» Task 1
Update the part of the Game of Thrones recap starting with "Smasher Greyjoy asks" and going on through "each other afterwards.", replacing "ceasefire" with "truce".
» Task 2
Carry on the Game of Thrones episode recap past its last sentence.

» Document segment
***

Thursday, 31 August 2017

Game of Thrones - 'The Dragon and the Wolf'

Apparently there are six thousand Dothraki in those trees back there.
Let's bring this on home.

Having bagged their wight, the newly unified Team Danaerys rock up to King's Landing for a meeting in the sombre atmosphere of the ruined Dragon Arena, where the Targareans' once-great beasts of mass destruction devolved into the draconic equivalent of scabby battery hens with atrophied wings and club feet(1). The Unsullied and the Dothraki rock up to look impressive, the former having apparently had shit all trouble crossing from Casterley Rock. There's some reunioning between Tyrion and Bronn and Podrick. Cersei sweeps in all imperious, gives Brienne the stink-eye when she catches her exchanging looks with Jaime, and even manages to maintain her sang froid when Dany rocks up with her dragons. Smasher tries to grandstand by demanding Theon surrender to him, but basically everyone including Cersei turns round and says 'shut the fuck up, Smasher; the grown-ups are talking.' The Hound eyeballs the Mountain and then kicks the wight out of its box towards the Lannister party, and if anything is scarier than a zombie getting all up in your face, it's the look on Qyburn's face as he examines its twitching, severed hand.

"Well, this looks nothing like anywhere people have tried to murder us
before."
Smasher Greyjoy asks if the dead can swim and, learning that they can't, drops the mic and heads back to his fleet. Cersei agrees to a ceasefire, but only if the King in the North agrees to remain neutral between Team Dany and Team Cersei. Being the master of intrigue and subtle diplomacy that he is, Jon announces his ironclad allegiance to Danaerys and the whole conference goes south in a real hurry. Tyrion takes a risk to try and talk Cersei back to the table and weathers both death threats and a belly-full of Cersei's self-righteous blame deflecting(2), but seemingly to good effect as she magnificently announces that she will send her troops north to fight the Army of the Dead, and they can get back to killing each other afterwards.

***

[Dataset excerpt]
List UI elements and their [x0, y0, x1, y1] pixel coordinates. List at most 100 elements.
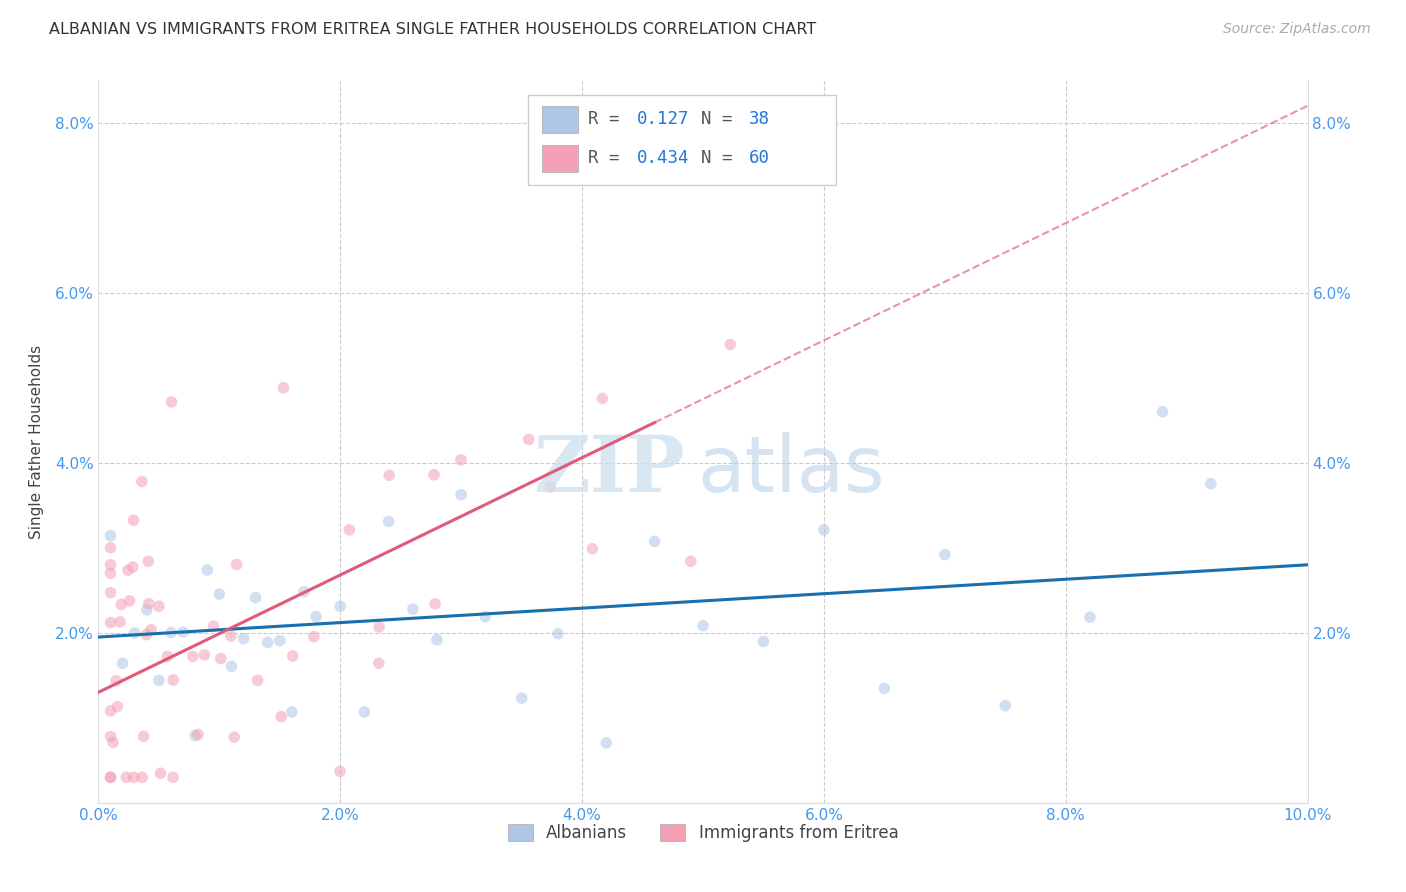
Point — [547, 626, 569, 640]
Point — [269, 633, 291, 648]
Y-axis label: Single Father Households: Single Father Households — [28, 344, 44, 539]
Point — [426, 632, 449, 647]
Point — [934, 548, 956, 562]
Point — [135, 628, 157, 642]
Point — [208, 587, 231, 601]
Point — [273, 381, 295, 395]
Point — [591, 392, 613, 406]
Point — [100, 585, 122, 599]
Bar — [543, 105, 578, 133]
Text: 60: 60 — [749, 149, 770, 168]
Point — [162, 770, 184, 784]
Point — [156, 649, 179, 664]
Point — [105, 673, 128, 688]
Point — [122, 770, 145, 784]
Point — [423, 597, 446, 611]
Point — [118, 594, 141, 608]
Point — [100, 730, 122, 744]
Point — [181, 649, 204, 664]
Point — [139, 623, 162, 637]
Point — [281, 705, 304, 719]
Point — [100, 529, 122, 543]
Text: atlas: atlas — [697, 433, 884, 508]
Point — [302, 630, 325, 644]
Point — [450, 488, 472, 502]
Text: R =: R = — [588, 111, 630, 128]
Point — [329, 764, 352, 779]
Point — [221, 659, 243, 673]
Point — [131, 475, 153, 489]
Point — [679, 554, 702, 568]
Point — [100, 770, 122, 784]
Point — [124, 626, 146, 640]
Point — [138, 597, 160, 611]
Point — [337, 523, 360, 537]
Point — [187, 727, 209, 741]
Text: 0.127: 0.127 — [637, 111, 689, 128]
Text: ALBANIAN VS IMMIGRANTS FROM ERITREA SINGLE FATHER HOUSEHOLDS CORRELATION CHART: ALBANIAN VS IMMIGRANTS FROM ERITREA SING… — [49, 22, 817, 37]
Point — [1199, 476, 1222, 491]
Point — [100, 770, 122, 784]
Point — [224, 730, 246, 744]
Point — [368, 620, 391, 634]
Legend: Albanians, Immigrants from Eritrea: Albanians, Immigrants from Eritrea — [501, 817, 905, 848]
Point — [994, 698, 1017, 713]
Point — [232, 632, 254, 646]
Point — [813, 523, 835, 537]
Point — [195, 563, 218, 577]
Point — [1078, 610, 1101, 624]
Point — [367, 656, 389, 670]
Point — [111, 657, 134, 671]
Point — [510, 691, 533, 706]
Point — [270, 709, 292, 723]
Point — [172, 625, 194, 640]
Point — [378, 468, 401, 483]
Point — [193, 648, 215, 662]
Point — [103, 735, 125, 749]
Point — [138, 554, 160, 568]
Point — [122, 513, 145, 527]
Point — [1152, 405, 1174, 419]
Point — [160, 395, 183, 409]
Point — [292, 584, 315, 599]
Point — [256, 635, 278, 649]
Point — [595, 736, 617, 750]
Point — [131, 770, 153, 784]
Point — [692, 618, 714, 632]
Bar — [543, 145, 578, 172]
Point — [245, 591, 267, 605]
Text: ZIP: ZIP — [533, 433, 685, 508]
Point — [423, 467, 446, 482]
FancyBboxPatch shape — [527, 95, 837, 185]
Point — [752, 634, 775, 648]
Point — [377, 515, 399, 529]
Point — [149, 766, 172, 780]
Point — [305, 609, 328, 624]
Text: 0.434: 0.434 — [637, 149, 689, 168]
Point — [107, 699, 129, 714]
Point — [219, 629, 242, 643]
Text: R =: R = — [588, 149, 630, 168]
Point — [281, 648, 304, 663]
Point — [644, 534, 666, 549]
Text: 38: 38 — [749, 111, 770, 128]
Point — [246, 673, 269, 688]
Point — [100, 541, 122, 555]
Point — [873, 681, 896, 696]
Point — [132, 729, 155, 743]
Text: N =: N = — [700, 149, 742, 168]
Point — [110, 598, 132, 612]
Point — [329, 599, 352, 614]
Point — [100, 704, 122, 718]
Point — [184, 729, 207, 743]
Point — [538, 480, 561, 494]
Point — [160, 625, 183, 640]
Point — [209, 651, 232, 665]
Point — [115, 770, 138, 784]
Point — [718, 337, 741, 351]
Point — [517, 433, 540, 447]
Point — [353, 705, 375, 719]
Point — [162, 673, 184, 687]
Text: Source: ZipAtlas.com: Source: ZipAtlas.com — [1223, 22, 1371, 37]
Point — [202, 619, 225, 633]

***

» Right answer 1
Smasher Greyjoy asks if the dead can swim and, learning that they can't, drops the mic and heads back to his fleet. Cersei agrees to a truce, but only if the King in the North agrees to remain neutral between Team Dany and Team Cersei. Being the master of intrigue and subtle diplomacy that he is, Jon announces his ironclad allegiance to Danaerys and the whole conference goes south in a real hurry. Tyrion takes a risk to try and talk Cersei back to the table and weathers both death threats and a belly-full of Cersei's self-righteous blame deflecting(2), but seemingly to good effect as she magnificently announces that she will send her troops north to fight the Army of the Dead, and they can get back to killing each other afterwards.

» Right answer 2
And if you believe that, I've got a bridge to Dragonstone you might be interested in buying.

If chaos is a ladder, you just landed on a snake.
In the north, Littlefinger creepily persuades Sansa that she must take action to eliminate the danger presented by Arya. Arya is summoned before the court, but Sansa pulls a bait and switch, putting Littlefinger on what I will, for the sake of argument, call trial. She accuses him of all manner of wrongdoing, and it's a fair cop from start to finish. He claims there's not proof of anything, but Bran presents Greensighted evidence of his betrayal of Ned Stark (inadmissable, but his face,) and Sansa quietly rescinds her evidence acquitting him of Lyssa Arran's death so that the knights of the Vale won't help him. Presumably if pressed she would have claimed 'I was a child, I was scared,' and laughed at him while everyone swooned at her awesome turn of strength. Then Arya cut his throat. It's a big hurrah moment, because it means all that petty sibling rivalry bullshit was a pose – Arya later admits to Sansa that despite all she's been through, she doesn't think she would have survived what Sansa did – and because the audience knows that it's a fair cop, but as trials go it's a bit... swift. Tyrion was less railroaded.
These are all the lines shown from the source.